(Entries from a dataset)
⁂
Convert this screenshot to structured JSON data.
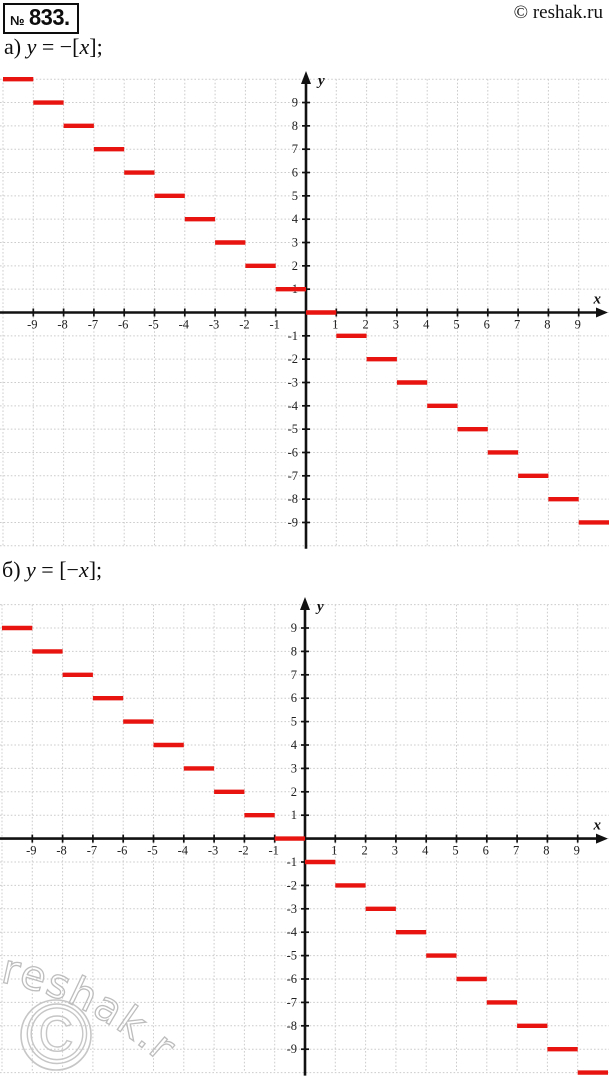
{
  "page": {
    "problem_number_prefix": "№",
    "problem_number": "833.",
    "site_credit": "© reshak.ru",
    "watermark": {
      "text": "reshak.ru",
      "symbol": "©"
    }
  },
  "sections": [
    {
      "parts": [
        "а) ",
        "y",
        " = −[",
        "x",
        "];"
      ]
    },
    {
      "parts": [
        "б) ",
        "y",
        " = [−",
        "x",
        "];"
      ]
    }
  ],
  "colors": {
    "accent_red": "#e8140f",
    "axis": "#111111",
    "grid": "#cccccc",
    "tick_text": "#222222",
    "watermark": "#c2c2c2"
  },
  "chart_data": [
    {
      "type": "step",
      "title": "y = −[x]",
      "xlabel": "x",
      "ylabel": "y",
      "xlim": [
        -10,
        10
      ],
      "ylim": [
        -10,
        10
      ],
      "grid": true,
      "legend": "none",
      "x_ticks": [
        -9,
        -8,
        -7,
        -6,
        -5,
        -4,
        -3,
        -2,
        -1,
        1,
        2,
        3,
        4,
        5,
        6,
        7,
        8,
        9
      ],
      "y_ticks": [
        -9,
        -8,
        -7,
        -6,
        -5,
        -4,
        -3,
        -2,
        -1,
        1,
        2,
        3,
        4,
        5,
        6,
        7,
        8,
        9
      ],
      "line_color": "#e8140f",
      "segments": [
        [
          -10,
          -9,
          10
        ],
        [
          -9,
          -8,
          9
        ],
        [
          -8,
          -7,
          8
        ],
        [
          -7,
          -6,
          7
        ],
        [
          -6,
          -5,
          6
        ],
        [
          -5,
          -4,
          5
        ],
        [
          -4,
          -3,
          4
        ],
        [
          -3,
          -2,
          3
        ],
        [
          -2,
          -1,
          2
        ],
        [
          -1,
          0,
          1
        ],
        [
          0,
          1,
          0
        ],
        [
          1,
          2,
          -1
        ],
        [
          2,
          3,
          -2
        ],
        [
          3,
          4,
          -3
        ],
        [
          4,
          5,
          -4
        ],
        [
          5,
          6,
          -5
        ],
        [
          6,
          7,
          -6
        ],
        [
          7,
          8,
          -7
        ],
        [
          8,
          9,
          -8
        ],
        [
          9,
          10,
          -9
        ]
      ]
    },
    {
      "type": "step",
      "title": "y = [−x]",
      "xlabel": "x",
      "ylabel": "y",
      "xlim": [
        -10,
        10
      ],
      "ylim": [
        -10,
        10
      ],
      "grid": true,
      "legend": "none",
      "x_ticks": [
        -9,
        -8,
        -7,
        -6,
        -5,
        -4,
        -3,
        -2,
        -1,
        1,
        2,
        3,
        4,
        5,
        6,
        7,
        8,
        9
      ],
      "y_ticks": [
        -9,
        -8,
        -7,
        -6,
        -5,
        -4,
        -3,
        -2,
        -1,
        1,
        2,
        3,
        4,
        5,
        6,
        7,
        8,
        9
      ],
      "line_color": "#e8140f",
      "segments": [
        [
          -10,
          -9,
          9
        ],
        [
          -9,
          -8,
          8
        ],
        [
          -8,
          -7,
          7
        ],
        [
          -7,
          -6,
          6
        ],
        [
          -6,
          -5,
          5
        ],
        [
          -5,
          -4,
          4
        ],
        [
          -4,
          -3,
          3
        ],
        [
          -3,
          -2,
          2
        ],
        [
          -2,
          -1,
          1
        ],
        [
          -1,
          0,
          0
        ],
        [
          0,
          1,
          -1
        ],
        [
          1,
          2,
          -2
        ],
        [
          2,
          3,
          -3
        ],
        [
          3,
          4,
          -4
        ],
        [
          4,
          5,
          -5
        ],
        [
          5,
          6,
          -6
        ],
        [
          6,
          7,
          -7
        ],
        [
          7,
          8,
          -8
        ],
        [
          8,
          9,
          -9
        ],
        [
          9,
          10,
          -10
        ]
      ]
    }
  ]
}
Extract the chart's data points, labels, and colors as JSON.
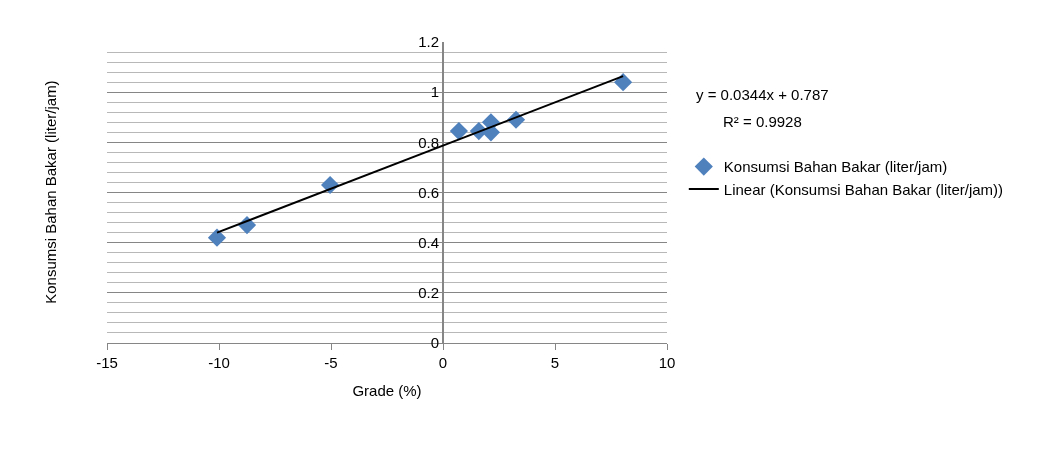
{
  "chart_data": {
    "type": "scatter",
    "xlabel": "Grade (%)",
    "ylabel": "Konsumsi Bahan Bakar (liter/jam)",
    "x": [
      -10.09,
      -8.75,
      -5.04,
      0.71,
      1.6,
      2.14,
      2.14,
      3.26,
      8.04
    ],
    "series": [
      {
        "name": "Konsumsi Bahan Bakar (liter/jam)",
        "color": "#4f81bd",
        "values": [
          0.42,
          0.47,
          0.63,
          0.845,
          0.845,
          0.88,
          0.84,
          0.89,
          1.04
        ]
      },
      {
        "type": "line",
        "name": "Linear (Konsumsi Bahan Bakar (liter/jam))",
        "color": "#000000",
        "x": [
          -10.09,
          8.04
        ],
        "values": [
          0.44,
          1.064
        ],
        "marker": "none"
      }
    ],
    "annotations": [
      "y = 0.0344x + 0.787",
      "R² = 0.9928"
    ],
    "xlim": [
      -15,
      10
    ],
    "xticks": [
      -15,
      -10,
      -5,
      0,
      5,
      10
    ],
    "ylim": [
      0,
      1.2
    ],
    "yticks": [
      0,
      0.2,
      0.4,
      0.6,
      0.8,
      1,
      1.2
    ],
    "grid": "y",
    "legend": "right",
    "marker": "diamond"
  }
}
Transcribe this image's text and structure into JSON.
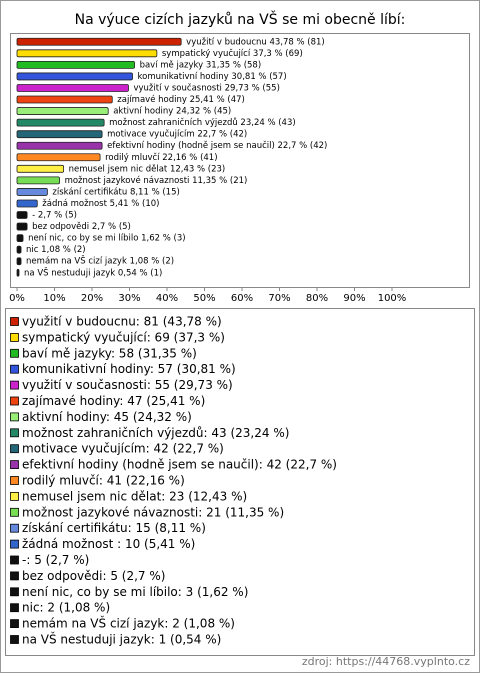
{
  "chart_data": {
    "type": "barh",
    "title": "Na výuce cizích jazyků na VŠ se mi obecně líbí:",
    "values": [
      43.78,
      37.3,
      31.35,
      30.81,
      29.73,
      25.41,
      24.32,
      23.24,
      22.7,
      22.7,
      22.16,
      12.43,
      11.35,
      8.11,
      5.41,
      2.7,
      2.7,
      1.62,
      1.08,
      1.08,
      0.54
    ],
    "value_labels": [
      "využití v budoucnu 43,78 % (81)",
      "sympatický vyučující 37,3 % (69)",
      "baví mě jazyky 31,35 % (58)",
      "komunikativní hodiny 30,81 % (57)",
      "využití v současnosti 29,73 % (55)",
      "zajímavé hodiny 25,41 % (47)",
      "aktivní hodiny 24,32 % (45)",
      "možnost zahraničních výjezdů 23,24 % (43)",
      "motivace vyučujícím 22,7 % (42)",
      "efektivní hodiny (hodně jsem se naučil) 22,7 % (42)",
      "rodilý mluvčí 22,16 % (41)",
      "nemusel jsem nic dělat 12,43 % (23)",
      "možnost jazykové návaznosti 11,35 % (21)",
      "získání certifikátu 8,11 % (15)",
      "žádná možnost  5,41 % (10)",
      "- 2,7 % (5)",
      "bez odpovědi 2,7 % (5)",
      "není nic, co by se mi líbilo 1,62 % (3)",
      "nic 1,08 % (2)",
      "nemám na VŠ cizí jazyk 1,08 % (2)",
      "na VŠ nestuduji jazyk 0,54 % (1)"
    ],
    "legend": [
      "využití v budoucnu: 81 (43,78 %)",
      "sympatický vyučující: 69 (37,3 %)",
      "baví mě jazyky: 58 (31,35 %)",
      "komunikativní hodiny: 57 (30,81 %)",
      "využití v současnosti: 55 (29,73 %)",
      "zajímavé hodiny: 47 (25,41 %)",
      "aktivní hodiny: 45 (24,32 %)",
      "možnost zahraničních výjezdů: 43 (23,24 %)",
      "motivace vyučujícím: 42 (22,7 %)",
      "efektivní hodiny (hodně jsem se naučil): 42 (22,7 %)",
      "rodilý mluvčí: 41 (22,16 %)",
      "nemusel jsem nic dělat: 23 (12,43 %)",
      "možnost jazykové návaznosti: 21 (11,35 %)",
      "získání certifikátu: 15 (8,11 %)",
      "žádná možnost : 10 (5,41 %)",
      "-: 5 (2,7 %)",
      "bez odpovědi: 5 (2,7 %)",
      "není nic, co by se mi líbilo: 3 (1,62 %)",
      "nic: 2 (1,08 %)",
      "nemám na VŠ cizí jazyk: 2 (1,08 %)",
      "na VŠ nestuduji jazyk: 1 (0,54 %)"
    ],
    "colors": [
      "#cc2200",
      "#ffdd00",
      "#22bb22",
      "#3355dd",
      "#cc22cc",
      "#ee4411",
      "#99ee77",
      "#228866",
      "#226677",
      "#9933aa",
      "#ff8822",
      "#ffee44",
      "#77dd55",
      "#6688dd",
      "#3366cc",
      "#111111",
      "#111111",
      "#111111",
      "#111111",
      "#111111",
      "#111111"
    ],
    "xlim": [
      0,
      120
    ],
    "xticks": [
      {
        "value": 0,
        "label": "0%"
      },
      {
        "value": 10,
        "label": "10%"
      },
      {
        "value": 20,
        "label": "20%"
      },
      {
        "value": 30,
        "label": "30%"
      },
      {
        "value": 40,
        "label": "40%"
      },
      {
        "value": 50,
        "label": "50%"
      },
      {
        "value": 60,
        "label": "60%"
      },
      {
        "value": 70,
        "label": "70%"
      },
      {
        "value": 80,
        "label": "80%"
      },
      {
        "value": 90,
        "label": "90%"
      },
      {
        "value": 100,
        "label": "100%"
      }
    ],
    "source": "zdroj: https://44768.vyplnto.cz"
  }
}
⁂
Exercise requirements:
Set out every line from the material that contains the string "title".

Solution:
      "title": "y = −[x]",
      "title": "y = [−x]",
    "title": "Na výuce cizích jazyků na VŠ se mi obecně líbí:",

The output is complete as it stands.